• [Task details]
Below are some records. Copy every line in them that holds "Heating".
-------- Supplied information --------
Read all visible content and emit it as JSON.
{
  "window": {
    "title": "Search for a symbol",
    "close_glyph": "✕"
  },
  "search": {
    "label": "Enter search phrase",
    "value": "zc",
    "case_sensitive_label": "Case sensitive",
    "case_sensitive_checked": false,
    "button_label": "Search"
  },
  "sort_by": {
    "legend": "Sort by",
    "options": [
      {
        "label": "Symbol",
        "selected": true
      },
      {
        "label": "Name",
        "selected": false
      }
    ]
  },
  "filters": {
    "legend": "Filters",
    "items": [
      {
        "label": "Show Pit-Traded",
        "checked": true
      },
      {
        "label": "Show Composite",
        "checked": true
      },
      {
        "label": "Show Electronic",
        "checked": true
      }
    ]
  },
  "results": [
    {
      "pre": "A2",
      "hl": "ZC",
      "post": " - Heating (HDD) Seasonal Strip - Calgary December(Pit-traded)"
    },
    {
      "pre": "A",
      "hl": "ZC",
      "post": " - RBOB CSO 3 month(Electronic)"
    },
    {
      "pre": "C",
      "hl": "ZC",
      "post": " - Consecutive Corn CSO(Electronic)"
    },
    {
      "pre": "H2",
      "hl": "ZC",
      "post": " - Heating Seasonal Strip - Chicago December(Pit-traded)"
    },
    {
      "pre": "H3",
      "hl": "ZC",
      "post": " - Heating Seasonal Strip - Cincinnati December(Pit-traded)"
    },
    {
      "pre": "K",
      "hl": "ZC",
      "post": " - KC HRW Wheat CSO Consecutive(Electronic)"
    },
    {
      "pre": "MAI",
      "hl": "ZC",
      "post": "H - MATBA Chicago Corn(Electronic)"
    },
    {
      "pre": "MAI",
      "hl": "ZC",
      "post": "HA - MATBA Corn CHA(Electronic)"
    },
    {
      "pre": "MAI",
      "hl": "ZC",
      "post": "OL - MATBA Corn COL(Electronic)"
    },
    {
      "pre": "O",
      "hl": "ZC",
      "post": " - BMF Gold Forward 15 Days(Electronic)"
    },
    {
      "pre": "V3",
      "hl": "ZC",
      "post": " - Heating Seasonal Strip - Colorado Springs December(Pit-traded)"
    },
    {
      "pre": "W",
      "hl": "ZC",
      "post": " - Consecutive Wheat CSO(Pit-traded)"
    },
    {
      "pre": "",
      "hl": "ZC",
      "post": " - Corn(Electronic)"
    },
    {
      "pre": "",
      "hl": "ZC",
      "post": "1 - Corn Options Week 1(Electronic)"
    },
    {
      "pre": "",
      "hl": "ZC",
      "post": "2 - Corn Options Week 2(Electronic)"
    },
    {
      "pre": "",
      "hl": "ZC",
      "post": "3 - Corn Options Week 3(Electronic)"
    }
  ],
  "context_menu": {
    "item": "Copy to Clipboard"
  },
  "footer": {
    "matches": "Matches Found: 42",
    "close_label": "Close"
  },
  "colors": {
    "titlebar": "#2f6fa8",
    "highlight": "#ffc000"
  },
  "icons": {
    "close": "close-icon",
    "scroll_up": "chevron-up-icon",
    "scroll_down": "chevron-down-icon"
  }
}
--------
• [Answer to this exercise]
      "post": " - Heating (HDD) Seasonal Strip - Calgary December(Pit-traded)"
      "post": " - Heating Seasonal Strip - Chicago December(Pit-traded)"
      "post": " - Heating Seasonal Strip - Cincinnati December(Pit-traded)"
      "post": " - Heating Seasonal Strip - Colorado Springs December(Pit-traded)"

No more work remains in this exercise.